▶ _Problem to work on_
Format the part of the rows below that opens with the line containing "x-pref-value: 20 [216,1222,259,1264]" and closes with the line containing "y-pref-title: Y (in", both included, as a Markdown table. Use the columns No. and Line, number each line, and leave out blank lines.

▶ _Record list_
========================================
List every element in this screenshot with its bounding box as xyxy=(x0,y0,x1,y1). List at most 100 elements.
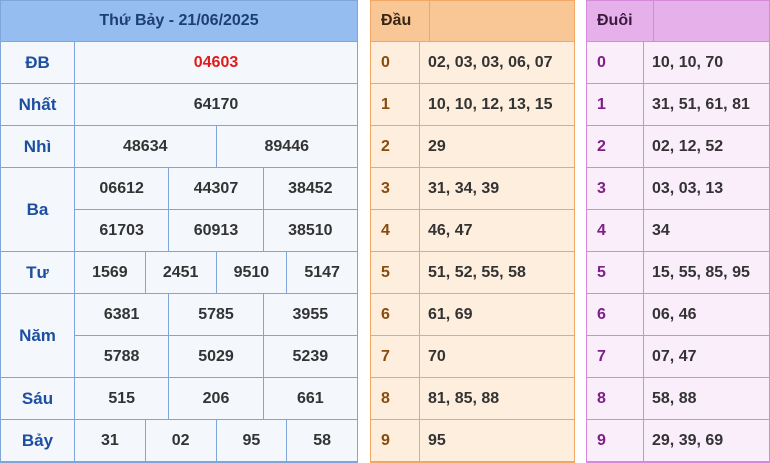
dau-row: 0 02, 03, 03, 06, 07 xyxy=(371,42,574,83)
prize-number: 5239 xyxy=(263,336,357,377)
duoi-digit: 3 xyxy=(587,168,643,209)
duoi-row: 2 02, 12, 52 xyxy=(587,126,769,167)
duoi-numbers: 06, 46 xyxy=(644,294,769,335)
duoi-numbers: 29, 39, 69 xyxy=(644,420,769,461)
duoi-row: 5 15, 55, 85, 95 xyxy=(587,252,769,293)
dau-digit: 7 xyxy=(371,336,419,377)
prize-number: 661 xyxy=(263,378,357,419)
dau-numbers: 31, 34, 39 xyxy=(420,168,574,209)
dau-numbers: 02, 03, 03, 06, 07 xyxy=(420,42,574,83)
prize-number: 206 xyxy=(169,378,263,419)
prize-number: 95 xyxy=(216,420,287,461)
prize-label: Tư xyxy=(1,252,74,293)
prize-number: 38510 xyxy=(263,210,357,251)
dau-digit: 5 xyxy=(371,252,419,293)
prize-number: 6381 xyxy=(75,294,169,335)
dau-row: 3 31, 34, 39 xyxy=(371,168,574,209)
duoi-digit: 6 xyxy=(587,294,643,335)
lottery-results-table: Thứ Bảy - 21/06/2025 ĐB 04603 Nhất 64170 Nhì… xyxy=(0,0,358,463)
prize-label: ĐB xyxy=(1,42,74,83)
dau-numbers: 95 xyxy=(420,420,574,461)
special-prize-number: 04603 xyxy=(75,42,357,83)
duoi-row: 4 34 xyxy=(587,210,769,251)
dau-digit: 0 xyxy=(371,42,419,83)
dau-numbers: 51, 52, 55, 58 xyxy=(420,252,574,293)
duoi-row: 8 58, 88 xyxy=(587,378,769,419)
prize-number: 515 xyxy=(75,378,169,419)
duoi-row: 9 29, 39, 69 xyxy=(587,420,769,461)
prize-number: 02 xyxy=(145,420,216,461)
dau-row: 4 46, 47 xyxy=(371,210,574,251)
duoi-numbers: 02, 12, 52 xyxy=(644,126,769,167)
prize-number: 31 xyxy=(75,420,145,461)
duoi-table: Đuôi 0 10, 10, 70 1 31, 51, 61, 81 2 02, 12, … xyxy=(586,0,770,463)
prize-number: 44307 xyxy=(169,168,263,209)
duoi-header: Đuôi xyxy=(587,1,769,41)
duoi-row: 7 07, 47 xyxy=(587,336,769,377)
duoi-digit: 2 xyxy=(587,126,643,167)
dau-table: Đầu 0 02, 03, 03, 06, 07 1 10, 10, 12, 13, … xyxy=(370,0,575,463)
dau-row: 7 70 xyxy=(371,336,574,377)
duoi-digit: 8 xyxy=(587,378,643,419)
duoi-numbers: 07, 47 xyxy=(644,336,769,377)
dau-header: Đầu xyxy=(371,1,574,41)
duoi-row: 3 03, 03, 13 xyxy=(587,168,769,209)
prize-number: 61703 xyxy=(75,210,169,251)
prize-number: 5785 xyxy=(169,294,263,335)
prize-number: 2451 xyxy=(145,252,216,293)
prize-label: Năm xyxy=(1,294,74,377)
duoi-digit: 9 xyxy=(587,420,643,461)
prize-label: Bảy xyxy=(1,420,74,461)
dau-numbers: 46, 47 xyxy=(420,210,574,251)
prize-number: 58 xyxy=(287,420,357,461)
prize-number: 06612 xyxy=(75,168,169,209)
duoi-row: 0 10, 10, 70 xyxy=(587,42,769,83)
dau-numbers: 10, 10, 12, 13, 15 xyxy=(420,84,574,125)
prize-number: 38452 xyxy=(263,168,357,209)
prize-number: 1569 xyxy=(75,252,145,293)
dau-row: 6 61, 69 xyxy=(371,294,574,335)
dau-digit: 3 xyxy=(371,168,419,209)
dau-row: 2 29 xyxy=(371,126,574,167)
duoi-numbers: 34 xyxy=(644,210,769,251)
results-date-title: Thứ Bảy - 21/06/2025 xyxy=(1,1,357,41)
dau-numbers: 70 xyxy=(420,336,574,377)
duoi-numbers: 15, 55, 85, 95 xyxy=(644,252,769,293)
duoi-row: 1 31, 51, 61, 81 xyxy=(587,84,769,125)
prize-label: Sáu xyxy=(1,378,74,419)
duoi-digit: 7 xyxy=(587,336,643,377)
dau-digit: 6 xyxy=(371,294,419,335)
duoi-digit: 4 xyxy=(587,210,643,251)
prize-number: 3955 xyxy=(263,294,357,335)
duoi-numbers: 03, 03, 13 xyxy=(644,168,769,209)
duoi-digit: 1 xyxy=(587,84,643,125)
duoi-numbers: 58, 88 xyxy=(644,378,769,419)
prize-number: 60913 xyxy=(169,210,263,251)
dau-row: 8 81, 85, 88 xyxy=(371,378,574,419)
prize-number: 5147 xyxy=(287,252,357,293)
dau-title: Đầu xyxy=(371,1,430,41)
dau-row: 9 95 xyxy=(371,420,574,461)
dau-digit: 2 xyxy=(371,126,419,167)
dau-numbers: 61, 69 xyxy=(420,294,574,335)
prize-label: Nhất xyxy=(1,84,74,125)
prize-number: 5029 xyxy=(169,336,263,377)
duoi-digit: 5 xyxy=(587,252,643,293)
prize-number: 64170 xyxy=(75,84,357,125)
prize-number: 9510 xyxy=(216,252,287,293)
prize-number: 89446 xyxy=(216,126,357,167)
duoi-row: 6 06, 46 xyxy=(587,294,769,335)
dau-digit: 4 xyxy=(371,210,419,251)
prize-label: Ba xyxy=(1,168,74,251)
dau-digit: 9 xyxy=(371,420,419,461)
dau-digit: 8 xyxy=(371,378,419,419)
prize-number: 48634 xyxy=(75,126,216,167)
prize-label: Nhì xyxy=(1,126,74,167)
prize-number: 5788 xyxy=(75,336,169,377)
dau-digit: 1 xyxy=(371,84,419,125)
dau-numbers: 29 xyxy=(420,126,574,167)
dau-numbers: 81, 85, 88 xyxy=(420,378,574,419)
duoi-digit: 0 xyxy=(587,42,643,83)
dau-row: 1 10, 10, 12, 13, 15 xyxy=(371,84,574,125)
dau-row: 5 51, 52, 55, 58 xyxy=(371,252,574,293)
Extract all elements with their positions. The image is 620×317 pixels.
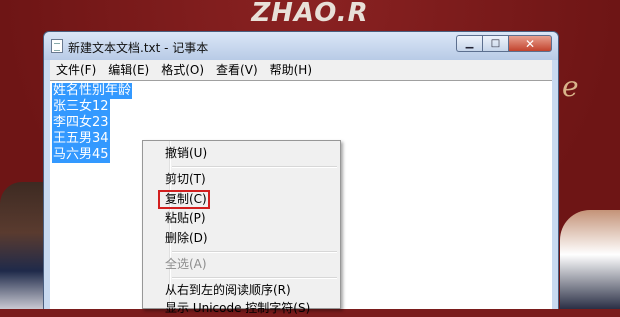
menu-file[interactable]: 文件(F) <box>50 60 102 80</box>
background-watermark: ZHAO.R <box>251 0 369 28</box>
menu-format[interactable]: 格式(O) <box>155 60 210 80</box>
menu-help[interactable]: 帮助(H) <box>264 60 318 80</box>
context-item-undo[interactable]: 撤销(U) <box>165 144 207 162</box>
context-item-paste[interactable]: 粘贴(P) <box>165 209 206 227</box>
background-figure-right <box>560 210 620 309</box>
window-title: 新建文本文档.txt - 记事本 <box>68 41 209 55</box>
copy-highlight-box <box>158 190 210 209</box>
menu-view[interactable]: 查看(V) <box>210 60 264 80</box>
window-controls: ▁ □ ✕ <box>456 35 552 52</box>
maximize-button[interactable]: □ <box>482 35 508 52</box>
context-item-cut[interactable]: 剪切(T) <box>165 170 206 188</box>
minimize-button[interactable]: ▁ <box>456 35 482 52</box>
menu-bar: 文件(F) 编辑(E) 格式(O) 查看(V) 帮助(H) <box>50 60 552 80</box>
text-line[interactable]: 姓名性别年龄 <box>52 83 133 99</box>
context-item-show-unicode[interactable]: 显示 Unicode 控制字符(S) <box>165 299 310 317</box>
background-figure-left <box>0 182 44 309</box>
text-line[interactable]: 王五男34 <box>52 131 110 147</box>
menu-edit[interactable]: 编辑(E) <box>102 60 155 80</box>
background-deco-letter: e <box>562 70 579 103</box>
context-item-select-all: 全选(A) <box>165 257 207 271</box>
context-item-delete[interactable]: 删除(D) <box>165 229 208 247</box>
context-separator <box>172 166 337 168</box>
context-menu: 撤销(U) 剪切(T) 复制(C) 粘贴(P) 删除(D) 全选(A) 从右到左… <box>142 140 341 315</box>
notepad-icon[interactable] <box>51 39 63 53</box>
context-separator <box>172 251 337 253</box>
title-bar[interactable]: 新建文本文档.txt - 记事本 ▁ □ ✕ <box>44 32 558 60</box>
context-item-rtl-reading[interactable]: 从右到左的阅读顺序(R) <box>165 281 291 299</box>
text-line[interactable]: 马六男45 <box>52 147 110 163</box>
close-button[interactable]: ✕ <box>508 35 552 52</box>
context-separator <box>172 277 337 279</box>
text-line[interactable]: 张三女12 <box>52 99 110 115</box>
text-line[interactable]: 李四女23 <box>52 115 110 131</box>
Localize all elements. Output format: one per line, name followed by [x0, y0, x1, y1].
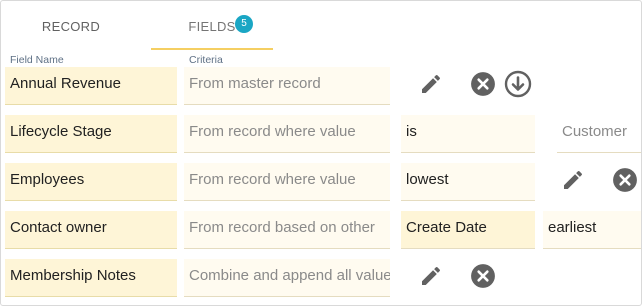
active-tab-indicator	[151, 48, 273, 50]
clear-icon[interactable]	[470, 263, 496, 289]
field-row: Lifecycle Stage From record where value …	[1, 115, 641, 155]
field-name: Annual Revenue	[5, 67, 177, 105]
field-row: Annual Revenue From master record	[1, 67, 641, 107]
criteria-select[interactable]: Combine and append all values	[184, 259, 390, 297]
field-name: Employees	[5, 163, 177, 201]
field-row: Employees From record where value lowest	[1, 163, 641, 203]
criteria-select[interactable]: From master record	[184, 67, 390, 105]
field-name: Lifecycle Stage	[5, 115, 177, 153]
tab-record-label: RECORD	[41, 19, 101, 34]
criteria-select[interactable]: From record where value	[184, 163, 390, 201]
clear-icon[interactable]	[612, 167, 638, 193]
edit-icon[interactable]	[561, 168, 585, 192]
fields-count-badge: 5	[235, 15, 253, 33]
value-select[interactable]: earliest	[543, 211, 641, 249]
edit-icon[interactable]	[419, 264, 443, 288]
operator-select[interactable]: is	[401, 115, 535, 153]
value-select[interactable]: Customer	[557, 115, 641, 153]
clear-icon[interactable]	[470, 71, 496, 97]
tab-record[interactable]: RECORD	[21, 1, 121, 49]
tab-fields[interactable]: FIELDS	[151, 1, 273, 50]
download-icon[interactable]	[504, 70, 532, 98]
criteria-select[interactable]: From record where value	[184, 115, 390, 153]
field-row: Membership Notes Combine and append all …	[1, 259, 641, 299]
field-name-column-header: Field Name	[10, 54, 64, 66]
tab-fields-label: FIELDS	[188, 19, 236, 34]
field-name: Contact owner	[5, 211, 177, 249]
field-row: Contact owner From record based on other…	[1, 211, 641, 251]
edit-icon[interactable]	[419, 72, 443, 96]
merge-fields-panel: RECORD FIELDS 5 Field Name Criteria Annu…	[0, 0, 642, 306]
field-name: Membership Notes	[5, 259, 177, 297]
criteria-select[interactable]: From record based on other	[184, 211, 390, 249]
criteria-column-header: Criteria	[189, 54, 223, 66]
tab-bar: RECORD FIELDS 5	[1, 1, 641, 51]
operator-select[interactable]: lowest	[401, 163, 535, 201]
operator-select[interactable]: Create Date	[401, 211, 535, 249]
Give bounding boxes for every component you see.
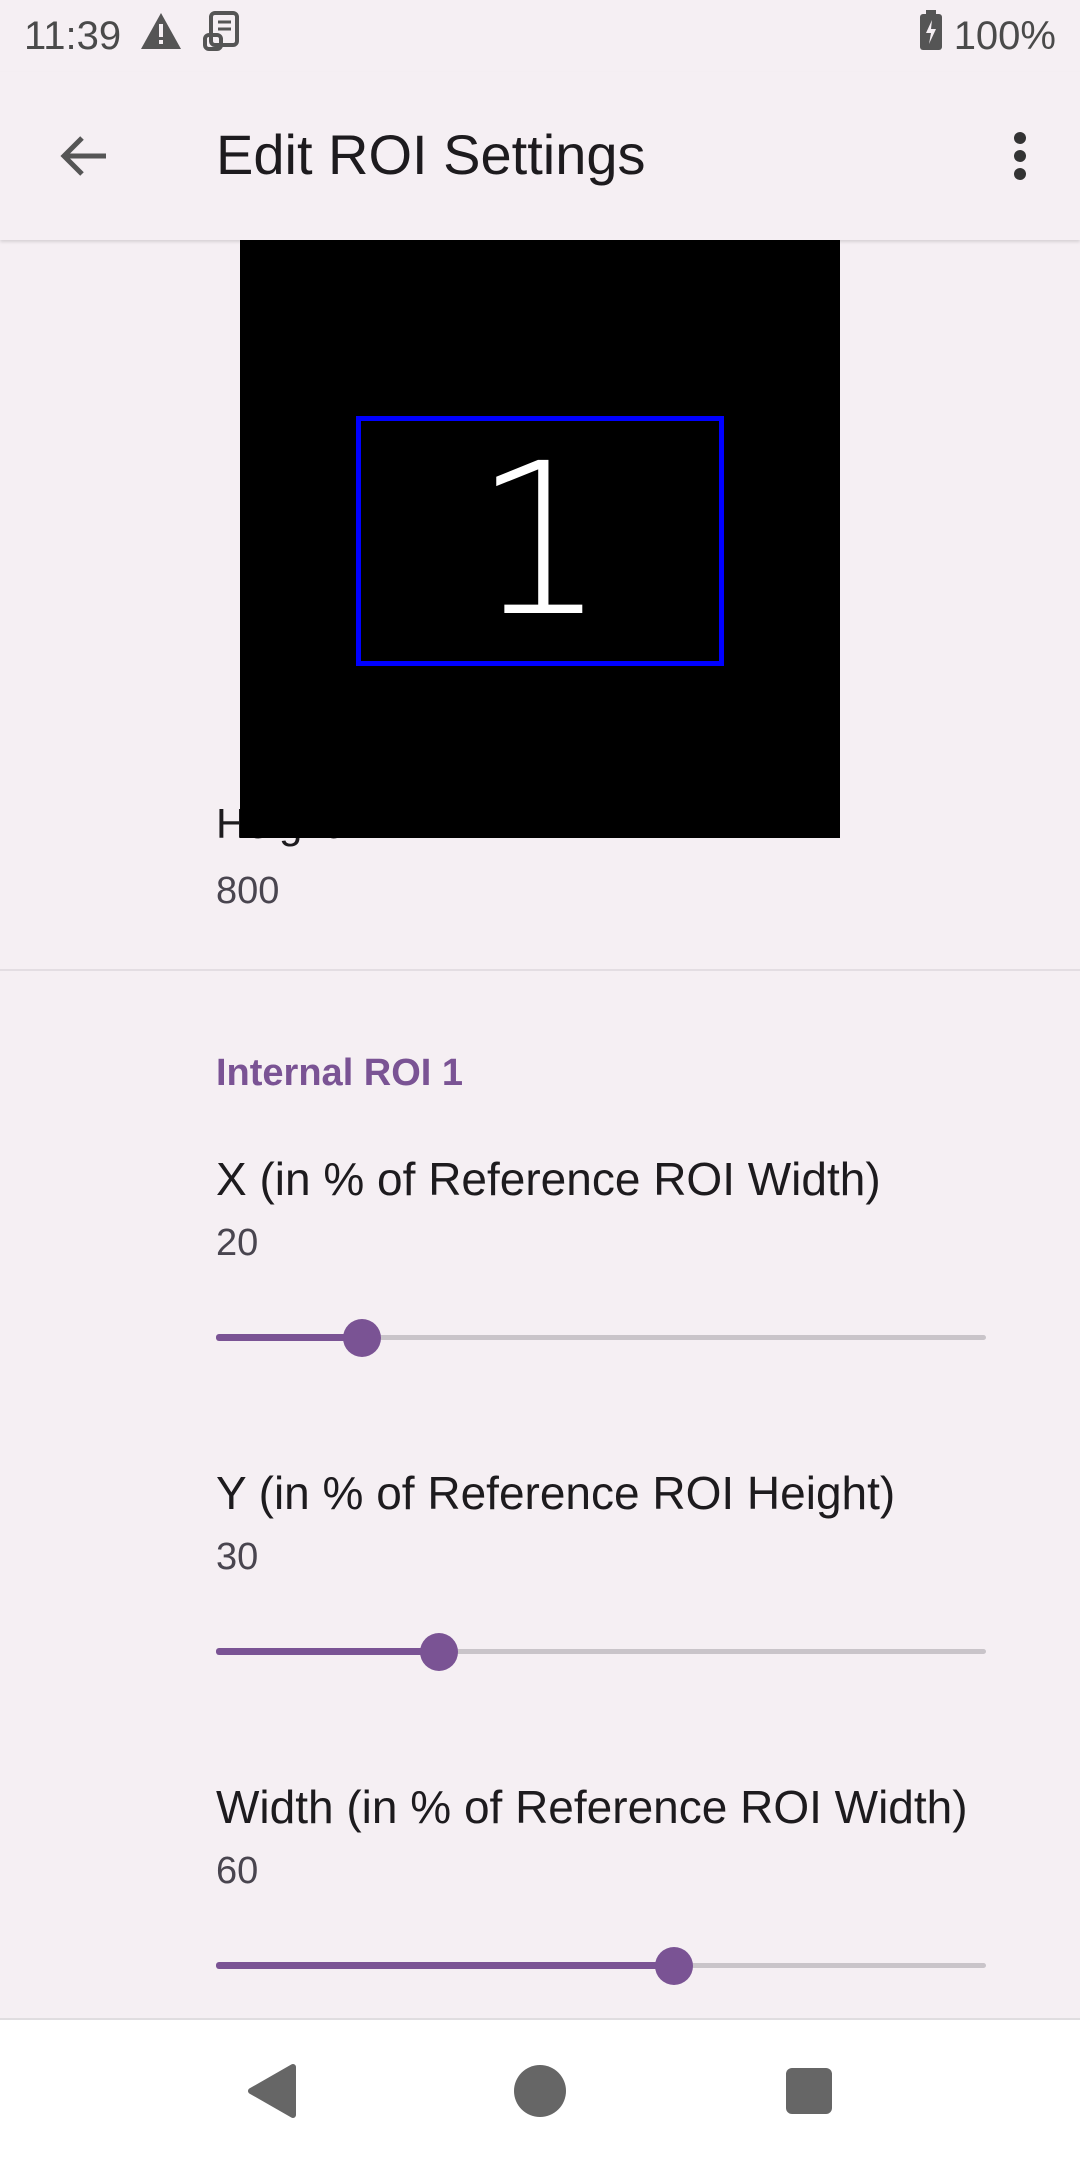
x-pref-value: 20 [216,1222,259,1264]
width-pref[interactable]: Width (in % of Reference ROI Width) 60 [216,1780,986,1985]
slider-track-active [216,1962,675,1969]
nav-back-icon [248,2064,296,2118]
nav-back-button[interactable] [236,2056,306,2126]
status-time: 11:39 [24,13,122,58]
roi-preview: 1 [240,240,840,838]
status-left: 11:39 [24,9,245,63]
y-pref-title: Y (in % of Reference ROI Height) [216,1467,896,1519]
category-title: Internal ROI 1 [216,1052,464,1094]
roi-label: 1 [473,418,607,663]
slider-track-active [216,1648,440,1655]
more-vert-icon [1014,132,1026,180]
slider-thumb[interactable] [420,1633,459,1671]
nav-recents-button[interactable] [774,2056,844,2126]
y-slider[interactable] [216,1632,986,1672]
arrow-back-icon [60,136,106,176]
x-pref[interactable]: X (in % of Reference ROI Width) 20 [216,1152,986,1357]
warning-icon [139,11,183,61]
scroll-icon [201,9,245,63]
nav-home-button[interactable] [505,2056,575,2126]
roi-box: 1 [356,416,724,666]
nav-recents-icon [786,2068,832,2114]
width-pref-title: Width (in % of Reference ROI Width) [216,1781,968,1833]
height-pref-value: 800 [216,870,280,912]
navigation-bar [0,2018,1080,2160]
slider-thumb[interactable] [655,1947,694,1985]
width-pref-value: 60 [216,1850,259,1892]
y-pref-value: 30 [216,1536,259,1578]
page-title: Edit ROI Settings [216,123,646,186]
x-slider[interactable] [216,1318,986,1358]
overflow-menu-button[interactable] [984,120,1056,192]
slider-track-active [216,1334,363,1341]
x-pref-title: X (in % of Reference ROI Width) [216,1153,881,1205]
slider-thumb[interactable] [343,1319,382,1357]
settings-list[interactable]: Height 800 1 Internal ROI 1 X (in % of R… [0,240,1080,2018]
nav-home-icon [514,2065,566,2117]
divider [0,969,1080,971]
status-bar: 11:39 100% [0,0,1080,72]
back-button[interactable] [48,120,120,192]
status-right: 100% [918,10,1056,62]
width-slider[interactable] [216,1946,986,1986]
battery-charging-icon [918,10,944,62]
app-bar: Edit ROI Settings [0,72,1080,240]
y-pref[interactable]: Y (in % of Reference ROI Height) 30 [216,1466,986,1671]
battery-percent: 100% [953,13,1056,58]
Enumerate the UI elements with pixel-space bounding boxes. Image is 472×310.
========================================
▶ _Response_
| No. | Line |
|---|---|
| 1 | x-pref-value: 20 [216,1222,259,1264] |
| 2 | width-pref[interactable]: Width (in % of Reference ROI Width) 60 [216,1780,986,1985] |
| 3 | slider-track-active [216,1962,675,1969] |
| 4 | nav-back-icon [248,2064,296,2118] |
| 5 | nav-back-button[interactable] [236,2056,306,2126] |
| 6 | status-time: 11:39 [24,13,122,58] |
| 7 | roi-preview: 1 [240,240,840,838] |
| 8 | status-left: 11:39 [24,9,245,63] |
| 9 | y-pref-title: Y (in % of Reference ROI Height) [216,1467,896,1519] |